Data to examine:

******

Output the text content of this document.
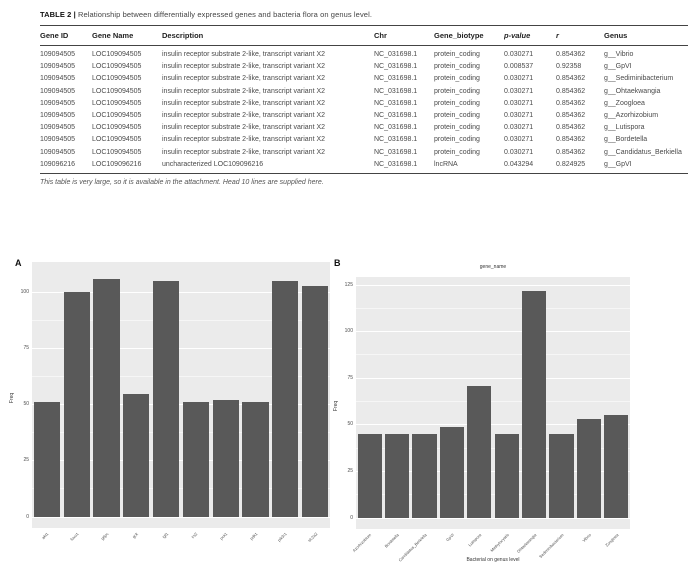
TABLE 2 | Relationship between differentially expressed genes and bacteria flora on genus level.
Gene ID	Gene Name	Description	Chr	Gene_biotype	p-value	r	Genus
109094505	LOC109094505	insulin receptor substrate 2-like, transcript variant X2	NC_031698.1	protein_coding	0.030271	0.854362	g__Vibrio
109094505	LOC109094505	insulin receptor substrate 2-like, transcript variant X2	NC_031698.1	protein_coding	0.008537	0.92358	g__GpVI
109094505	LOC109094505	insulin receptor substrate 2-like, transcript variant X2	NC_031698.1	protein_coding	0.030271	0.854362	g__Sediminibacterium
109094505	LOC109094505	insulin receptor substrate 2-like, transcript variant X2	NC_031698.1	protein_coding	0.030271	0.854362	g__Ohtaekwangia
109094505	LOC109094505	insulin receptor substrate 2-like, transcript variant X2	NC_031698.1	protein_coding	0.030271	0.854362	g__Zoogloea
109094505	LOC109094505	insulin receptor substrate 2-like, transcript variant X2	NC_031698.1	protein_coding	0.030271	0.854362	g__Azorhizobium
109094505	LOC109094505	insulin receptor substrate 2-like, transcript variant X2	NC_031698.1	protein_coding	0.030271	0.854362	g__Lutispora
109094505	LOC109094505	insulin receptor substrate 2-like, transcript variant X2	NC_031698.1	protein_coding	0.030271	0.854362	g__Bordetella
109094505	LOC109094505	insulin receptor substrate 2-like, transcript variant X2	NC_031698.1	protein_coding	0.030271	0.854362	g__Candidatus_Berkiella
109096216	LOC109096216	uncharacterized LOC109096216	NC_031698.1	lncRNA	0.043294	0.824925	g__GpVI
This table is very large, so it is available in the attachment. Head 10 lines are supplied here.
A
0
25
50
75
100
akt1	foxo1	g6pc	gck	igf1	irs2	pck1	pdk1	pik3r1	slc2a2
Freq
B	gene_name
0
25
50
75
100
125
Azorhizobium	Bordetella
Candidatus_Berkiella	GpVI	Lutispora Methylocystis Ohtaekwangia Sediminibacterium	Vibrio	Zoogloea
Freq
Bacterial on genus level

******

When you set down the material above, keep every word exact and include no pictures.

Output the text content of this document.
TABLE 2 | Relationship between differentially expressed genes and bacteria flora on genus level.
Gene ID	Gene Name	Description	Chr	Gene_biotype	p-value	r	Genus
109094505	LOC109094505	insulin receptor substrate 2-like, transcript variant X2	NC_031698.1	protein_coding	0.030271	0.854362	g__Vibrio
109094505	LOC109094505	insulin receptor substrate 2-like, transcript variant X2	NC_031698.1	protein_coding	0.008537	0.92358	g__GpVI
109094505	LOC109094505	insulin receptor substrate 2-like, transcript variant X2	NC_031698.1	protein_coding	0.030271	0.854362	g__Sediminibacterium
109094505	LOC109094505	insulin receptor substrate 2-like, transcript variant X2	NC_031698.1	protein_coding	0.030271	0.854362	g__Ohtaekwangia
109094505	LOC109094505	insulin receptor substrate 2-like, transcript variant X2	NC_031698.1	protein_coding	0.030271	0.854362	g__Zoogloea
109094505	LOC109094505	insulin receptor substrate 2-like, transcript variant X2	NC_031698.1	protein_coding	0.030271	0.854362	g__Azorhizobium
109094505	LOC109094505	insulin receptor substrate 2-like, transcript variant X2	NC_031698.1	protein_coding	0.030271	0.854362	g__Lutispora
109094505	LOC109094505	insulin receptor substrate 2-like, transcript variant X2	NC_031698.1	protein_coding	0.030271	0.854362	g__Bordetella
109094505	LOC109094505	insulin receptor substrate 2-like, transcript variant X2	NC_031698.1	protein_coding	0.030271	0.854362	g__Candidatus_Berkiella
109096216	LOC109096216	uncharacterized LOC109096216	NC_031698.1	lncRNA	0.043294	0.824925	g__GpVI
This table is very large, so it is available in the attachment. Head 10 lines are supplied here.
A
0
25
50
75
100
akt1	foxo1	g6pc	gck	igf1	irs2	pck1	pdk1	pik3r1	slc2a2
Freq
B	gene_name
0
25
50
75
100
125
Azorhizobium	Bordetella
Candidatus_Berkiella	GpVI	Lutispora Methylocystis Ohtaekwangia Sediminibacterium	Vibrio	Zoogloea
Freq
Bacterial on genus level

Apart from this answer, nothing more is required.